PROBLEM TO WORK ON: Copy out only those lines running from the line with "What does this" to the end of the listing, keeping each one exactly as it is.

LISTED RECORDS:
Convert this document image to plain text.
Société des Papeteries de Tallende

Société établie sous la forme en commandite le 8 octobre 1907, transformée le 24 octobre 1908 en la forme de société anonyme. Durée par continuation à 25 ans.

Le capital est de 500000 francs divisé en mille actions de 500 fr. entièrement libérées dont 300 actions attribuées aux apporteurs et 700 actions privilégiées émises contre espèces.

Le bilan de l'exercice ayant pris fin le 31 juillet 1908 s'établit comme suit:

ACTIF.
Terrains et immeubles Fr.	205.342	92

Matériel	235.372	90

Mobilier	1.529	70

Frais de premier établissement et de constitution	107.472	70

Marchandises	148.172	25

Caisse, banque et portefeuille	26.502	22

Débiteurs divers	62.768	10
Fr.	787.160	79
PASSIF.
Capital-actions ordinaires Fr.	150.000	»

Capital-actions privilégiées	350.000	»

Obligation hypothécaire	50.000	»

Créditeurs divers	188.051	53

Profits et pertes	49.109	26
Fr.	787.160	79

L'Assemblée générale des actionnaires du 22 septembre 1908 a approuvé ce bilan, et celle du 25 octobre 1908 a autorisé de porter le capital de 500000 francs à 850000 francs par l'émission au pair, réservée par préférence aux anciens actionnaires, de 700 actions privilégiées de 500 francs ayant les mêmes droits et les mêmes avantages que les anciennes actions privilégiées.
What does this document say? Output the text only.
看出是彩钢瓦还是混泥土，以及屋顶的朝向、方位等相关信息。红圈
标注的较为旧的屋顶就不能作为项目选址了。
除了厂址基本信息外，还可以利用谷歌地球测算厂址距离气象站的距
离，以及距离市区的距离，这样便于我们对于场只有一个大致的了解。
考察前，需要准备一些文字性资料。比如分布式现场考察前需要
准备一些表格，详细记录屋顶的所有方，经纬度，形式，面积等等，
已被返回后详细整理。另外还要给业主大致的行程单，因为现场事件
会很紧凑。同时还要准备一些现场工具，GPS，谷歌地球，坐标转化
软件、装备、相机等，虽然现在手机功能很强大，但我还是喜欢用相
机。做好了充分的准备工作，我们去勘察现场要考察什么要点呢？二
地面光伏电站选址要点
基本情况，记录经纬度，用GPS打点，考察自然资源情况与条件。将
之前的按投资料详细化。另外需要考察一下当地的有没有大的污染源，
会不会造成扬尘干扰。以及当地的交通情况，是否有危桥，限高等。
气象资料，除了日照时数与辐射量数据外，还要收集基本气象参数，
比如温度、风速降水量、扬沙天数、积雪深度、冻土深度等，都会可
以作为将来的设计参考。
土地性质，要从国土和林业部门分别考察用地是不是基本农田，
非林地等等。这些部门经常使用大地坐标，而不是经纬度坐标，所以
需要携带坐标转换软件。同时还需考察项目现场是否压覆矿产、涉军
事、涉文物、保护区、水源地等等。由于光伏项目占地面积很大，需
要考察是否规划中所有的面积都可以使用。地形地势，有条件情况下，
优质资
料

RESULT OF THE EXERCISE:
What does this document say? Output the text only.
看出是彩钢瓦还是混泥土，以及屋顶的朝向、方位等相关信息。红圈
标注的较为旧的屋顶就不能作为项目选址了。
除了厂址基本信息外，还可以利用谷歌地球测算厂址距离气象站的距
离，以及距离市区的距离，这样便于我们对于场只有一个大致的了解。
考察前，需要准备一些文字性资料。比如分布式现场考察前需要
准备一些表格，详细记录屋顶的所有方，经纬度，形式，面积等等，
已被返回后详细整理。另外还要给业主大致的行程单，因为现场事件
会很紧凑。同时还要准备一些现场工具，GPS，谷歌地球，坐标转化
软件、装备、相机等，虽然现在手机功能很强大，但我还是喜欢用相
机。做好了充分的准备工作，我们去勘察现场要考察什么要点呢？二
地面光伏电站选址要点
基本情况，记录经纬度，用GPS打点，考察自然资源情况与条件。将
之前的按投资料详细化。另外需要考察一下当地的有没有大的污染源，
会不会造成扬尘干扰。以及当地的交通情况，是否有危桥，限高等。
气象资料，除了日照时数与辐射量数据外，还要收集基本气象参数，
比如温度、风速降水量、扬沙天数、积雪深度、冻土深度等，都会可
以作为将来的设计参考。
土地性质，要从国土和林业部门分别考察用地是不是基本农田，
非林地等等。这些部门经常使用大地坐标，而不是经纬度坐标，所以
需要携带坐标转换软件。同时还需考察项目现场是否压覆矿产、涉军
事、涉文物、保护区、水源地等等。由于光伏项目占地面积很大，需
要考察是否规划中所有的面积都可以使用。地形地势，有条件情况下，
优质资
料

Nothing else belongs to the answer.